-------- Dataset entries
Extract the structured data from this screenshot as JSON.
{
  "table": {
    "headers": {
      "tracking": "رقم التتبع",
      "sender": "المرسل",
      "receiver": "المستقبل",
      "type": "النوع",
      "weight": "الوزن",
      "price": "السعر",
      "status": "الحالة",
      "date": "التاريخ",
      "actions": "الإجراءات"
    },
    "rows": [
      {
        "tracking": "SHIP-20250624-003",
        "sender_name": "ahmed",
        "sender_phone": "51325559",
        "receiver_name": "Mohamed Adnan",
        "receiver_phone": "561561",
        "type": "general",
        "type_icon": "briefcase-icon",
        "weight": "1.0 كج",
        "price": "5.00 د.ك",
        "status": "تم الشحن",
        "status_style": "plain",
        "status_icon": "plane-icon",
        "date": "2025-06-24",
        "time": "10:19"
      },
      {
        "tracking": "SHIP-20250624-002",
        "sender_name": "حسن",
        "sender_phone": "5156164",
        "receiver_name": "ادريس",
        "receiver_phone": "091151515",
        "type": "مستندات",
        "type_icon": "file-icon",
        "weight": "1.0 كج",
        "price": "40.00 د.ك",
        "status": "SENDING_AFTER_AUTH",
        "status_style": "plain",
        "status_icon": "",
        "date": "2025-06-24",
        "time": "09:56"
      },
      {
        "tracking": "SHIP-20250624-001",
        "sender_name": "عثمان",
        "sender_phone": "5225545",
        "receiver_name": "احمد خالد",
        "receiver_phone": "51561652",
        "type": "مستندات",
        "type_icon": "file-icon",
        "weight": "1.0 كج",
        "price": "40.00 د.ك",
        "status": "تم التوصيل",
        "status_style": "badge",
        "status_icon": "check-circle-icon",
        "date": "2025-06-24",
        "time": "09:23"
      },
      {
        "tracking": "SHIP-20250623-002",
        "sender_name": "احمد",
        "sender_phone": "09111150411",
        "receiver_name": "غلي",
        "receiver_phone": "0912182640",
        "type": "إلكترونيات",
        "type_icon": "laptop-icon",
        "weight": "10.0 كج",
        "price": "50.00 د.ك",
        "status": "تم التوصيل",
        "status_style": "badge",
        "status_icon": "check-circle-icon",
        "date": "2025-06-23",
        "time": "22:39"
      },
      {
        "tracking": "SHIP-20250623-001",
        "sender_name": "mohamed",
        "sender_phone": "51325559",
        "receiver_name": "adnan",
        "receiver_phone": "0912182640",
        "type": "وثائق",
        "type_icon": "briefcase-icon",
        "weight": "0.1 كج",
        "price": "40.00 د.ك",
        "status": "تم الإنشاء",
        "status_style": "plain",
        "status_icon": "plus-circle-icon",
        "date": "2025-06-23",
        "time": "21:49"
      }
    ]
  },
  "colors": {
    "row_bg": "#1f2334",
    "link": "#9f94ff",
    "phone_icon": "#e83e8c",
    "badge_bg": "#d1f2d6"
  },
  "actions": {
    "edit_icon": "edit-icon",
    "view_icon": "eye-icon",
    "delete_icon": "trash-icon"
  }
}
----------------
-------- Dataset entries
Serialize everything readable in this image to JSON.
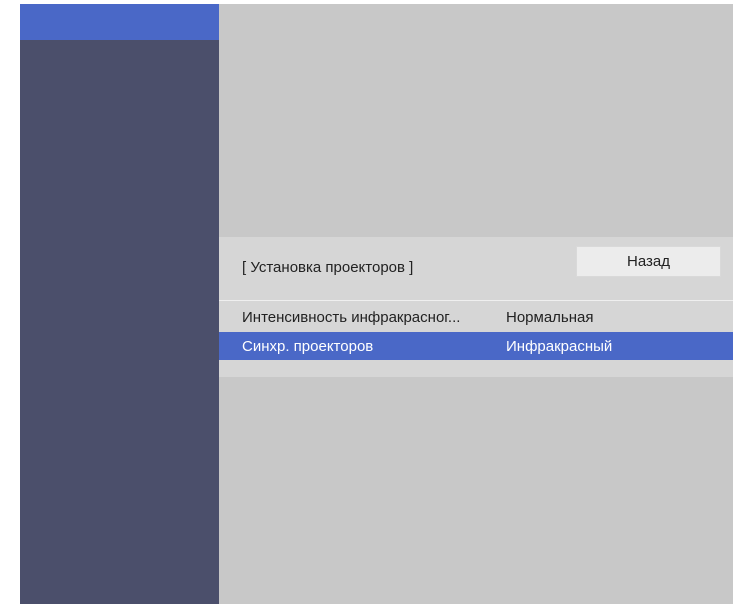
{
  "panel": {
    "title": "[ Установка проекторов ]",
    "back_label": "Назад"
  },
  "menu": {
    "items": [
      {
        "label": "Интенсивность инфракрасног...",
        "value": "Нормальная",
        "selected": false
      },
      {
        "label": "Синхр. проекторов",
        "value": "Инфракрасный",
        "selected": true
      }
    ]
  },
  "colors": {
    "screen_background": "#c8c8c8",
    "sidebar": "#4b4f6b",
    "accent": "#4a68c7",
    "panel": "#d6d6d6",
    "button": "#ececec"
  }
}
----------------
-------- Dataset entries
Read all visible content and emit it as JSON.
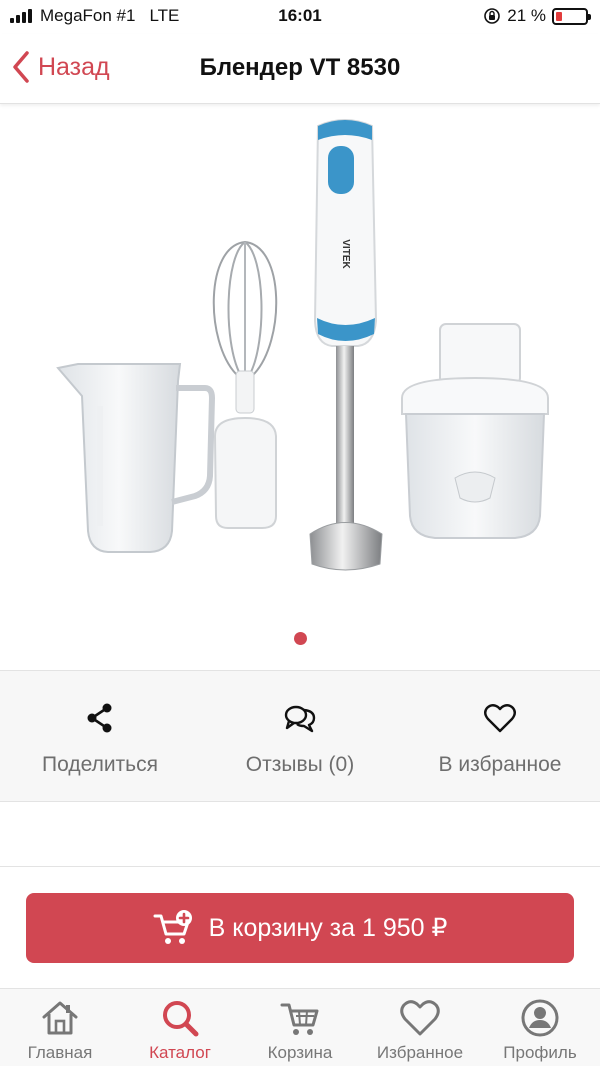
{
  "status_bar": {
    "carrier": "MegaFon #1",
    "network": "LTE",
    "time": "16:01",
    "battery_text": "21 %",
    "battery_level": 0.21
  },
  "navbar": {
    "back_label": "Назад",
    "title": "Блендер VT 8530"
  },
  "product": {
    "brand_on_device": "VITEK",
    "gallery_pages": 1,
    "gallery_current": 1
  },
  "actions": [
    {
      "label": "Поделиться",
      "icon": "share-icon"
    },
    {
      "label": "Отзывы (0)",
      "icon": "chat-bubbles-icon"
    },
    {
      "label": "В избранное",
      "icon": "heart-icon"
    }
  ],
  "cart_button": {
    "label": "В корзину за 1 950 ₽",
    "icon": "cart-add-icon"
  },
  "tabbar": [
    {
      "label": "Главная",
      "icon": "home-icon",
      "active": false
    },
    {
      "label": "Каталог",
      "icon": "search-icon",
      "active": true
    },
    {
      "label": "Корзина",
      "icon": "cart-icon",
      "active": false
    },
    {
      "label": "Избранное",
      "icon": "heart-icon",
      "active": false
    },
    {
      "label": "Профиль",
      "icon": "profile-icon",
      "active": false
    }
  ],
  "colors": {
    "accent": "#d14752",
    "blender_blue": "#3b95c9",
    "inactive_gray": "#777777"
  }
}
----------------
## Challenge
Find the string "JSON" in the records, then copy each line where it occurs.

## Written response
Extract the structured data from this screenshot as JSON.
Serialize everything readable in this image to JSON.
Read all visible content and emit it as JSON.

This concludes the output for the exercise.